[Raw records]
»»
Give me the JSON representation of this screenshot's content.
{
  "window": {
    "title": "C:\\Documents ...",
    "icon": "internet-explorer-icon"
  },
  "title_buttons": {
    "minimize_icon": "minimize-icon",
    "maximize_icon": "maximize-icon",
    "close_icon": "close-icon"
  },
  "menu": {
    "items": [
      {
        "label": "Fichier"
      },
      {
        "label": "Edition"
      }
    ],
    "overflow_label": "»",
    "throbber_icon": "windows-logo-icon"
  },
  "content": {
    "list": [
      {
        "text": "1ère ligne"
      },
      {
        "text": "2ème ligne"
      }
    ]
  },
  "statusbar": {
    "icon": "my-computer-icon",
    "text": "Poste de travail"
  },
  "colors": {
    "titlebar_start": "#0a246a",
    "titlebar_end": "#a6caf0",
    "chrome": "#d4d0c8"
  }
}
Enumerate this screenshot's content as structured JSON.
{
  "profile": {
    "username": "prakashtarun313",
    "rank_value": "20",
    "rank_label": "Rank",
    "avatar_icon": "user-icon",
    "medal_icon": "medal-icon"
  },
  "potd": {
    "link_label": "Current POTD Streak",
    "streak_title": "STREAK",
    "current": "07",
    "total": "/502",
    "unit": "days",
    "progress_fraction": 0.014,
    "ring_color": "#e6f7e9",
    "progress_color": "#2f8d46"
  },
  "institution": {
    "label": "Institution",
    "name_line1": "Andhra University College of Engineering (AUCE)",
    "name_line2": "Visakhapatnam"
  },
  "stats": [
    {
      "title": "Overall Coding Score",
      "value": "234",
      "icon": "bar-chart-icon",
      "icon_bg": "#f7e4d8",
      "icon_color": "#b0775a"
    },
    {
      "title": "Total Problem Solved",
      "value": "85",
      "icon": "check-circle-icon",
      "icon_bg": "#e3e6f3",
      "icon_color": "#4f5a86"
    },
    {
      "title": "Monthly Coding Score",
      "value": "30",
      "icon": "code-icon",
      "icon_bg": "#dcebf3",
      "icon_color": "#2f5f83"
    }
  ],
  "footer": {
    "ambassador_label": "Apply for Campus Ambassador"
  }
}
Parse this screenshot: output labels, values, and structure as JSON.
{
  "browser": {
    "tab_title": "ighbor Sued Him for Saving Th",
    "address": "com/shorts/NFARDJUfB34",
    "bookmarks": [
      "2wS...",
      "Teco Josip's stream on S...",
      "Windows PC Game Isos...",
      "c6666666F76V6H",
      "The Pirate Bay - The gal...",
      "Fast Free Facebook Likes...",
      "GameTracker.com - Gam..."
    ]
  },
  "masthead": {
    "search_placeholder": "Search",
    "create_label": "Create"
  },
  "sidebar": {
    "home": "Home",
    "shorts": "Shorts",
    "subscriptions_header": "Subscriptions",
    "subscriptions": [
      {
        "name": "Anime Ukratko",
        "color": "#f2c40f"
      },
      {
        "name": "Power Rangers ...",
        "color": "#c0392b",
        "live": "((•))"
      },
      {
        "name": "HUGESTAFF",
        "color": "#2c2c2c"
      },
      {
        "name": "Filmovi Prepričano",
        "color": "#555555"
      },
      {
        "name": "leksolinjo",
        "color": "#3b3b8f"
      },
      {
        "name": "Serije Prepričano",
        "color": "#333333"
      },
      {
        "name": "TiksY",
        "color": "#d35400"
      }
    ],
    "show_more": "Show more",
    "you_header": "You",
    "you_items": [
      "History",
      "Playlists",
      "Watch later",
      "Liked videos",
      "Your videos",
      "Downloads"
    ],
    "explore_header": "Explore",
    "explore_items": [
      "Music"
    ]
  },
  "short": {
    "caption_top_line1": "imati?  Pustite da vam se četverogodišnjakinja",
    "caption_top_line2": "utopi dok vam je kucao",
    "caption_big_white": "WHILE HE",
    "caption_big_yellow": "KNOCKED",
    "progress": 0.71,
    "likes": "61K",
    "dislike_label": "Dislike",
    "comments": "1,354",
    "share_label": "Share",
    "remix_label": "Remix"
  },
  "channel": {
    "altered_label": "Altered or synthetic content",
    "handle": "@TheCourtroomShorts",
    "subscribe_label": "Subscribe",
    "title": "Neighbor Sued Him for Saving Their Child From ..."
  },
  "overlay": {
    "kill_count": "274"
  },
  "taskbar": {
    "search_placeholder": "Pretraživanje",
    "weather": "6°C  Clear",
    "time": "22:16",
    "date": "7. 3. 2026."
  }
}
««
Write down the full listing again, exactly.

* OUTPUT BELOW
Give me the JSON representation of this screenshot's content.
{
  "window": {
    "title": "C:\\Documents ...",
    "icon": "internet-explorer-icon"
  },
  "title_buttons": {
    "minimize_icon": "minimize-icon",
    "maximize_icon": "maximize-icon",
    "close_icon": "close-icon"
  },
  "menu": {
    "items": [
      {
        "label": "Fichier"
      },
      {
        "label": "Edition"
      }
    ],
    "overflow_label": "»",
    "throbber_icon": "windows-logo-icon"
  },
  "content": {
    "list": [
      {
        "text": "1ère ligne"
      },
      {
        "text": "2ème ligne"
      }
    ]
  },
  "statusbar": {
    "icon": "my-computer-icon",
    "text": "Poste de travail"
  },
  "colors": {
    "titlebar_start": "#0a246a",
    "titlebar_end": "#a6caf0",
    "chrome": "#d4d0c8"
  }
}
Enumerate this screenshot's content as structured JSON.
{
  "profile": {
    "username": "prakashtarun313",
    "rank_value": "20",
    "rank_label": "Rank",
    "avatar_icon": "user-icon",
    "medal_icon": "medal-icon"
  },
  "potd": {
    "link_label": "Current POTD Streak",
    "streak_title": "STREAK",
    "current": "07",
    "total": "/502",
    "unit": "days",
    "progress_fraction": 0.014,
    "ring_color": "#e6f7e9",
    "progress_color": "#2f8d46"
  },
  "institution": {
    "label": "Institution",
    "name_line1": "Andhra University College of Engineering (AUCE)",
    "name_line2": "Visakhapatnam"
  },
  "stats": [
    {
      "title": "Overall Coding Score",
      "value": "234",
      "icon": "bar-chart-icon",
      "icon_bg": "#f7e4d8",
      "icon_color": "#b0775a"
    },
    {
      "title": "Total Problem Solved",
      "value": "85",
      "icon": "check-circle-icon",
      "icon_bg": "#e3e6f3",
      "icon_color": "#4f5a86"
    },
    {
      "title": "Monthly Coding Score",
      "value": "30",
      "icon": "code-icon",
      "icon_bg": "#dcebf3",
      "icon_color": "#2f5f83"
    }
  ],
  "footer": {
    "ambassador_label": "Apply for Campus Ambassador"
  }
}
Parse this screenshot: output labels, values, and structure as JSON.
{
  "browser": {
    "tab_title": "ighbor Sued Him for Saving Th",
    "address": "com/shorts/NFARDJUfB34",
    "bookmarks": [
      "2wS...",
      "Teco Josip's stream on S...",
      "Windows PC Game Isos...",
      "c6666666F76V6H",
      "The Pirate Bay - The gal...",
      "Fast Free Facebook Likes...",
      "GameTracker.com - Gam..."
    ]
  },
  "masthead": {
    "search_placeholder": "Search",
    "create_label": "Create"
  },
  "sidebar": {
    "home": "Home",
    "shorts": "Shorts",
    "subscriptions_header": "Subscriptions",
    "subscriptions": [
      {
        "name": "Anime Ukratko",
        "color": "#f2c40f"
      },
      {
        "name": "Power Rangers ...",
        "color": "#c0392b",
        "live": "((•))"
      },
      {
        "name": "HUGESTAFF",
        "color": "#2c2c2c"
      },
      {
        "name": "Filmovi Prepričano",
        "color": "#555555"
      },
      {
        "name": "leksolinjo",
        "color": "#3b3b8f"
      },
      {
        "name": "Serije Prepričano",
        "color": "#333333"
      },
      {
        "name": "TiksY",
        "color": "#d35400"
      }
    ],
    "show_more": "Show more",
    "you_header": "You",
    "you_items": [
      "History",
      "Playlists",
      "Watch later",
      "Liked videos",
      "Your videos",
      "Downloads"
    ],
    "explore_header": "Explore",
    "explore_items": [
      "Music"
    ]
  },
  "short": {
    "caption_top_line1": "imati?  Pustite da vam se četverogodišnjakinja",
    "caption_top_line2": "utopi dok vam je kucao",
    "caption_big_white": "WHILE HE",
    "caption_big_yellow": "KNOCKED",
    "progress": 0.71,
    "likes": "61K",
    "dislike_label": "Dislike",
    "comments": "1,354",
    "share_label": "Share",
    "remix_label": "Remix"
  },
  "channel": {
    "altered_label": "Altered or synthetic content",
    "handle": "@TheCourtroomShorts",
    "subscribe_label": "Subscribe",
    "title": "Neighbor Sued Him for Saving Their Child From ..."
  },
  "overlay": {
    "kill_count": "274"
  },
  "taskbar": {
    "search_placeholder": "Pretraživanje",
    "weather": "6°C  Clear",
    "time": "22:16",
    "date": "7. 3. 2026."
  }
}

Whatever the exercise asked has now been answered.